* INFORMATION SUPPLIED

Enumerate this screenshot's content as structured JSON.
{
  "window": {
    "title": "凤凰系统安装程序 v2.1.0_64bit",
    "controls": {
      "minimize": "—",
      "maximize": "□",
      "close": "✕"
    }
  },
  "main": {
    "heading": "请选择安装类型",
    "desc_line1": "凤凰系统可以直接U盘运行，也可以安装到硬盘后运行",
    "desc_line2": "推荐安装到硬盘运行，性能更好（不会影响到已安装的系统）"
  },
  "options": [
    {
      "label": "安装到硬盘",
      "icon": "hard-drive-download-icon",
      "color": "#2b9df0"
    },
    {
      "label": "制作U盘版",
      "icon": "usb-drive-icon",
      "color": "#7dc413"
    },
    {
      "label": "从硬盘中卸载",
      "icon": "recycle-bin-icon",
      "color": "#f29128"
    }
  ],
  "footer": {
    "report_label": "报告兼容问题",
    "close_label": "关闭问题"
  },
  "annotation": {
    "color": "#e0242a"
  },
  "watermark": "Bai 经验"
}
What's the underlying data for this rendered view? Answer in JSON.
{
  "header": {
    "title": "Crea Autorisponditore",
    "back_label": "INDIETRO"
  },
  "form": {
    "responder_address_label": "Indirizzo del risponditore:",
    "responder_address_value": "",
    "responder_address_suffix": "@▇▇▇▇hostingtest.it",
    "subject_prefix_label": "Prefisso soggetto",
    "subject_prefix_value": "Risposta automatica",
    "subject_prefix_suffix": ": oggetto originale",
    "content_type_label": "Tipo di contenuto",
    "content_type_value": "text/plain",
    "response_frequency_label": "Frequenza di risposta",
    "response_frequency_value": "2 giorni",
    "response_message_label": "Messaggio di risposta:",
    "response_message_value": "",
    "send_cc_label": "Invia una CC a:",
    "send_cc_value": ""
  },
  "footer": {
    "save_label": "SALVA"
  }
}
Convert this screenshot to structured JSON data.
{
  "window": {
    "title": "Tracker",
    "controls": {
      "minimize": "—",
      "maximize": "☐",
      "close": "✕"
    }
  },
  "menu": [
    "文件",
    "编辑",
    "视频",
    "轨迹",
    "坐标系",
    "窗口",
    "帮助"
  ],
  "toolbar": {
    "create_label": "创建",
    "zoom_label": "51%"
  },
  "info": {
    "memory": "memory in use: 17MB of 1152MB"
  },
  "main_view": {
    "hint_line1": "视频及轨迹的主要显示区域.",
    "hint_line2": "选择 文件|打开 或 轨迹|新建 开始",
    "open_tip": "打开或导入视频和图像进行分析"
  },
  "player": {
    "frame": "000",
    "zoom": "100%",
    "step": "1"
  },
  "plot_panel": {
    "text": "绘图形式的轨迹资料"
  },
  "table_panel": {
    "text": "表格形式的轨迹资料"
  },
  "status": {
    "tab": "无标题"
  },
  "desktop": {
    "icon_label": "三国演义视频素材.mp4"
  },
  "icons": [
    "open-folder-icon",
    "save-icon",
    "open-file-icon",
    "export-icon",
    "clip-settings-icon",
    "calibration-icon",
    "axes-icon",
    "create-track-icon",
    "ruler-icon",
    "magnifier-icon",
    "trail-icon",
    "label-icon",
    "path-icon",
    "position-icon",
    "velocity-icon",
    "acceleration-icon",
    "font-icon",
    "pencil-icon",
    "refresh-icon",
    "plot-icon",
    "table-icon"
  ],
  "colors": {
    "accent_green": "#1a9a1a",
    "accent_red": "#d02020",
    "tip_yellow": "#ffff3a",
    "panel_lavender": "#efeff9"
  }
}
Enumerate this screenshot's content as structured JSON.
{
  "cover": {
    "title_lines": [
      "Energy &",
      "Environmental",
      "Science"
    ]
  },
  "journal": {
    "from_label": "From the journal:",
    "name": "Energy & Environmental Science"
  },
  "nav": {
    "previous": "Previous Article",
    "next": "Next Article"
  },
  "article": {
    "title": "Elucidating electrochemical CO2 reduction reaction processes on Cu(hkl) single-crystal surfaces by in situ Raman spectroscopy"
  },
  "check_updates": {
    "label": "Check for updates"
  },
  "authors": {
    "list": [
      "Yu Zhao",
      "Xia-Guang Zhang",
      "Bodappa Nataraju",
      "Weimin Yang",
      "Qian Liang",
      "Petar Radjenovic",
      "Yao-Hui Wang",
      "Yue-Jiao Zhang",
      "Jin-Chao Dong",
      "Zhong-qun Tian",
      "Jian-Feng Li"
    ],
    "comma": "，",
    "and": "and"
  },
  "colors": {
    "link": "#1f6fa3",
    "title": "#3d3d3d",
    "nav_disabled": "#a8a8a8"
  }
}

* THE TASK
Copy every line of the listing that contains the word "data".

* SOLUTION TO THE EXERCISE
What's the underlying data for this rendered view? Answer in JSON.
Convert this screenshot to structured JSON data.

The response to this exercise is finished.